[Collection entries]
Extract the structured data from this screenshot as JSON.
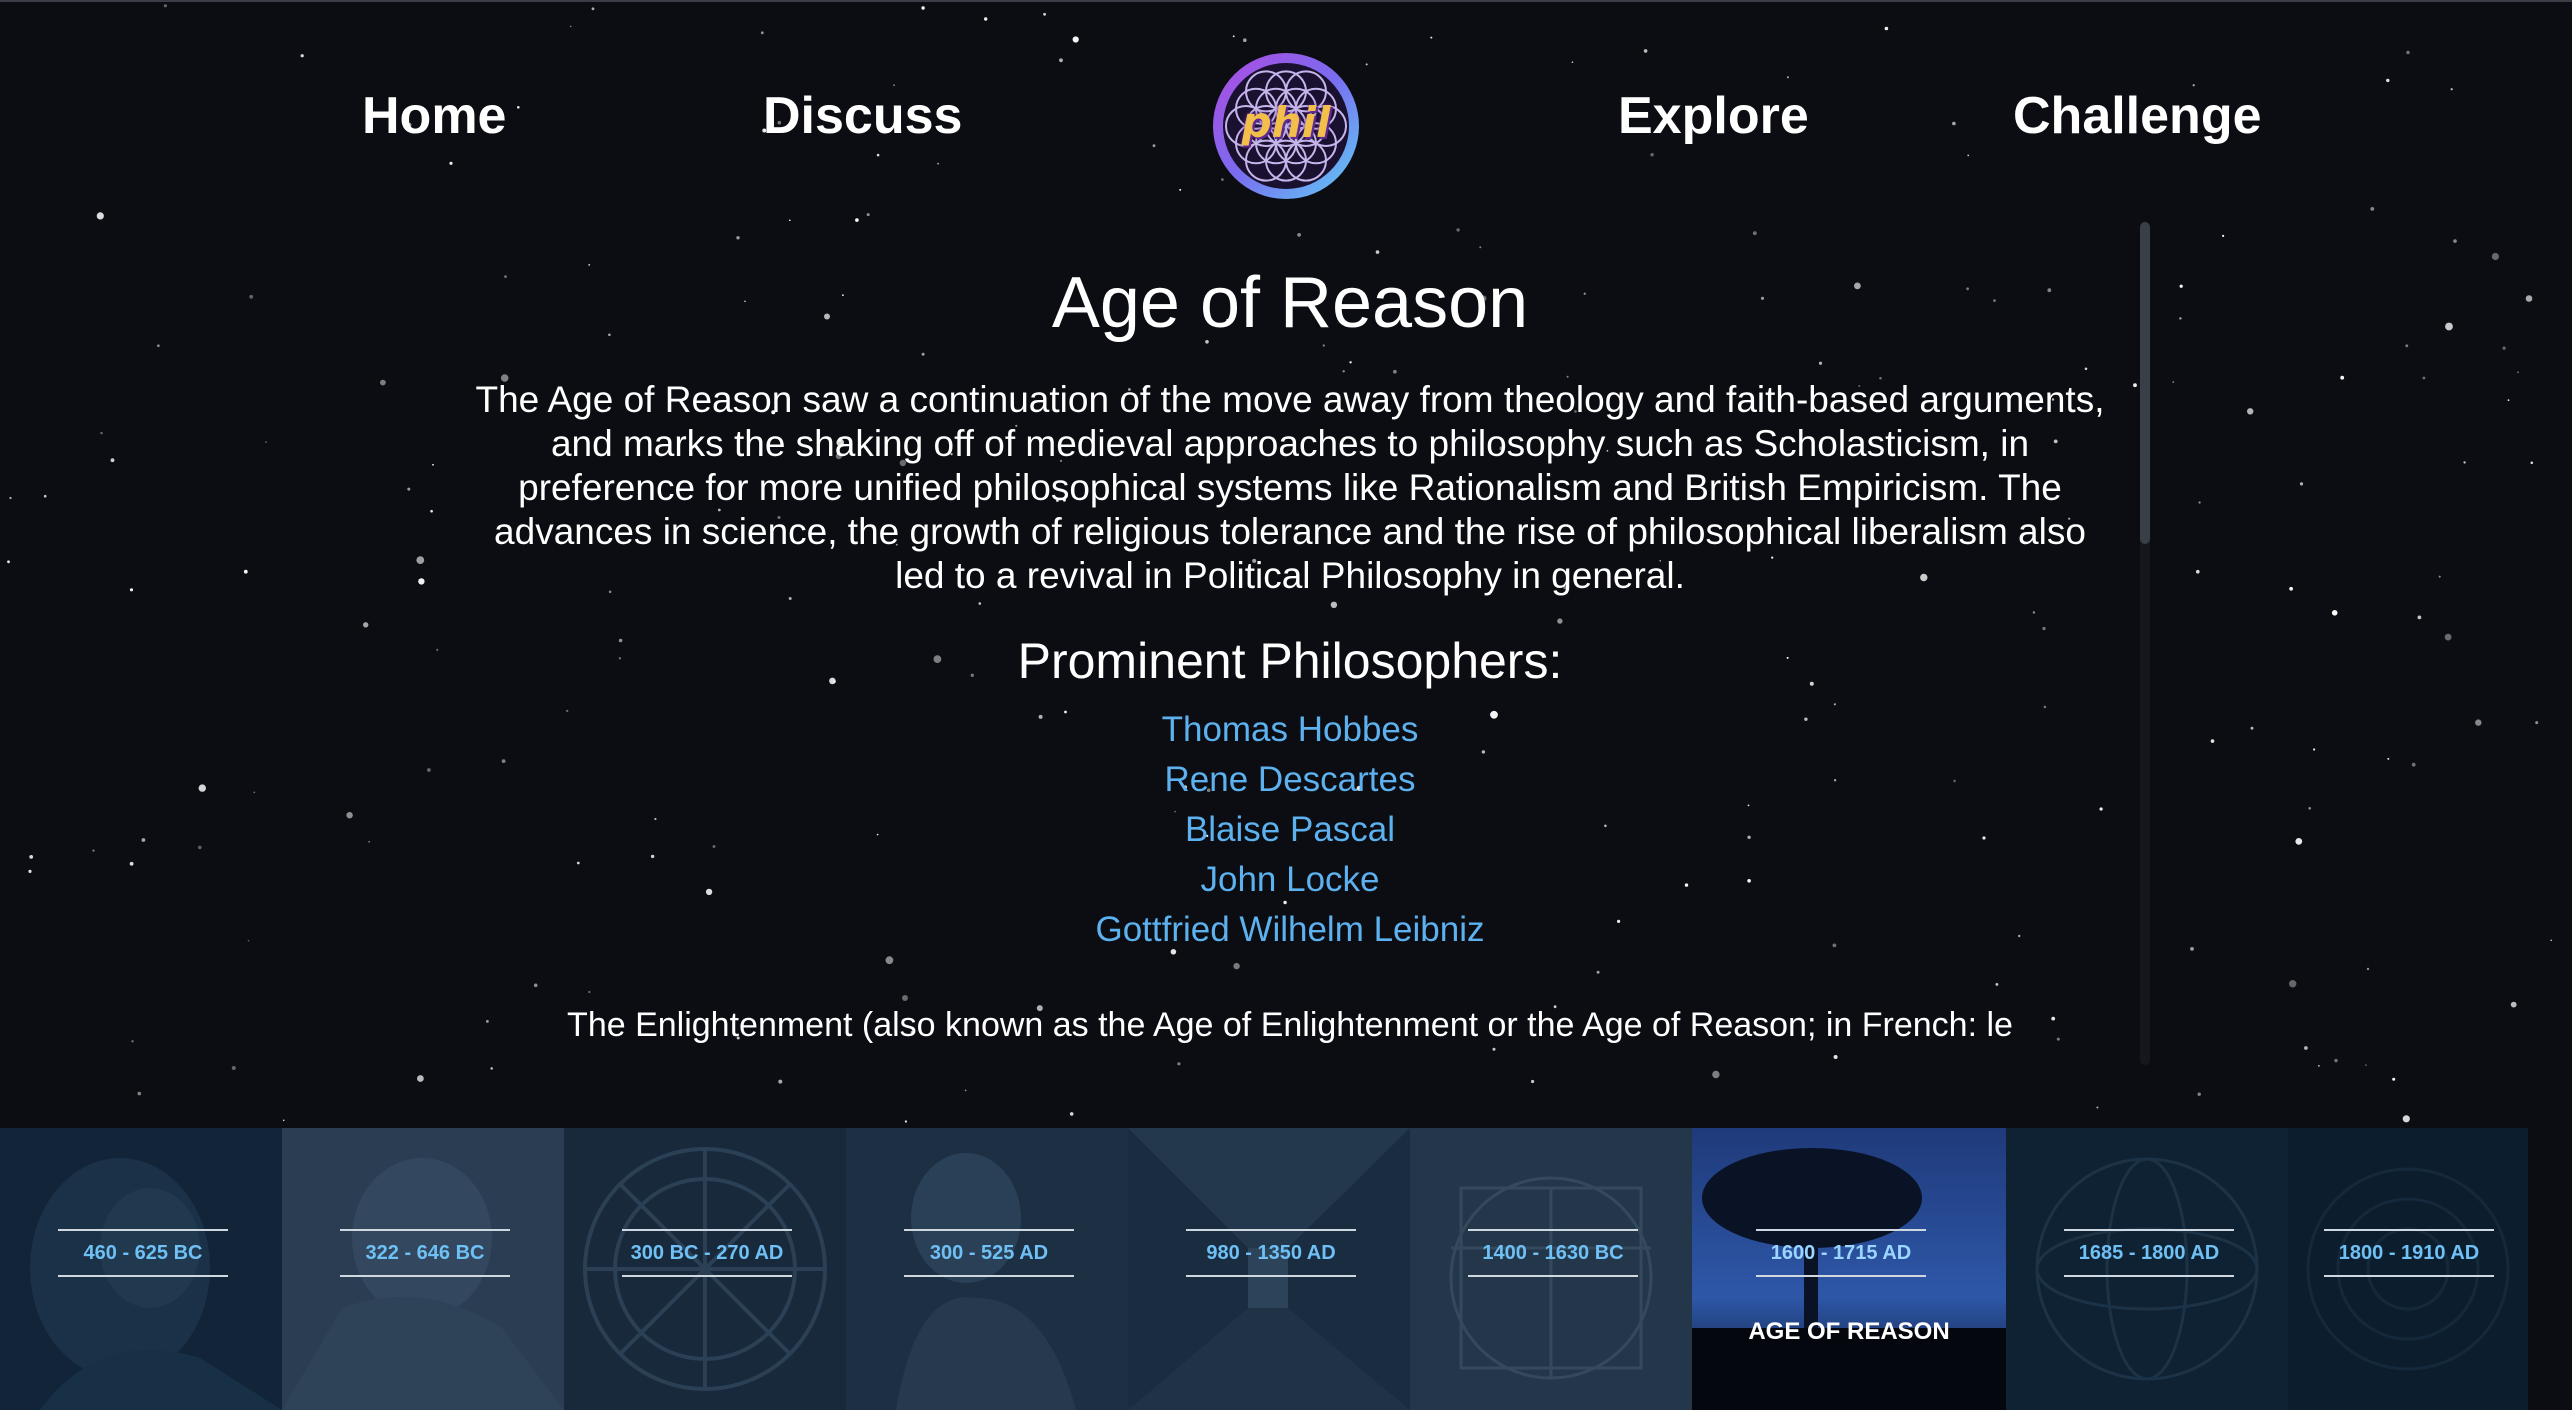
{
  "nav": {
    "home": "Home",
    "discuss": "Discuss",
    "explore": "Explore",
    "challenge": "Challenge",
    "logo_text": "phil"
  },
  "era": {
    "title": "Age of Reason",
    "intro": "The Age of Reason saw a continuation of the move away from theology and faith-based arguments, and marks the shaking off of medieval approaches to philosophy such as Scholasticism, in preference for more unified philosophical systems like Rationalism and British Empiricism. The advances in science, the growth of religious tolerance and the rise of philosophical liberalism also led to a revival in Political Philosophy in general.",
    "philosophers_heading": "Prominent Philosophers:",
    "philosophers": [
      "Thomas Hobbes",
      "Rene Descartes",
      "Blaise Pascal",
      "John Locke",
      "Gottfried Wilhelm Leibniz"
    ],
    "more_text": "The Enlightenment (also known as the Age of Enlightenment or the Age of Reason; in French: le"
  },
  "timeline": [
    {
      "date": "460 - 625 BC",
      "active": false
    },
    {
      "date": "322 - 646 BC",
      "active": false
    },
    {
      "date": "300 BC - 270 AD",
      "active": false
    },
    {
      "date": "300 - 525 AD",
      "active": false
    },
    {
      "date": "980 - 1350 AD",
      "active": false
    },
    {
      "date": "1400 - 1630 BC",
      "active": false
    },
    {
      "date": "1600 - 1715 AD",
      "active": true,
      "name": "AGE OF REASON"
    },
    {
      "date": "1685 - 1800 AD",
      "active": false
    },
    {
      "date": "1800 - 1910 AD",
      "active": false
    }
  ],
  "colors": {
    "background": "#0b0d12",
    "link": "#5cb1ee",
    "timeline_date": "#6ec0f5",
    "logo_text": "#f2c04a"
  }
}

▶ **What needs to be done**
Extract the text of all the records above verbatim, excluding pictures.

▶ **The reply**
Extract the structured data from this screenshot as JSON.
{
  "nav": {
    "home": "Home",
    "discuss": "Discuss",
    "explore": "Explore",
    "challenge": "Challenge",
    "logo_text": "phil"
  },
  "era": {
    "title": "Age of Reason",
    "intro": "The Age of Reason saw a continuation of the move away from theology and faith-based arguments, and marks the shaking off of medieval approaches to philosophy such as Scholasticism, in preference for more unified philosophical systems like Rationalism and British Empiricism. The advances in science, the growth of religious tolerance and the rise of philosophical liberalism also led to a revival in Political Philosophy in general.",
    "philosophers_heading": "Prominent Philosophers:",
    "philosophers": [
      "Thomas Hobbes",
      "Rene Descartes",
      "Blaise Pascal",
      "John Locke",
      "Gottfried Wilhelm Leibniz"
    ],
    "more_text": "The Enlightenment (also known as the Age of Enlightenment or the Age of Reason; in French: le"
  },
  "timeline": [
    {
      "date": "460 - 625 BC",
      "active": false
    },
    {
      "date": "322 - 646 BC",
      "active": false
    },
    {
      "date": "300 BC - 270 AD",
      "active": false
    },
    {
      "date": "300 - 525 AD",
      "active": false
    },
    {
      "date": "980 - 1350 AD",
      "active": false
    },
    {
      "date": "1400 - 1630 BC",
      "active": false
    },
    {
      "date": "1600 - 1715 AD",
      "active": true,
      "name": "AGE OF REASON"
    },
    {
      "date": "1685 - 1800 AD",
      "active": false
    },
    {
      "date": "1800 - 1910 AD",
      "active": false
    }
  ],
  "colors": {
    "background": "#0b0d12",
    "link": "#5cb1ee",
    "timeline_date": "#6ec0f5",
    "logo_text": "#f2c04a"
  }
}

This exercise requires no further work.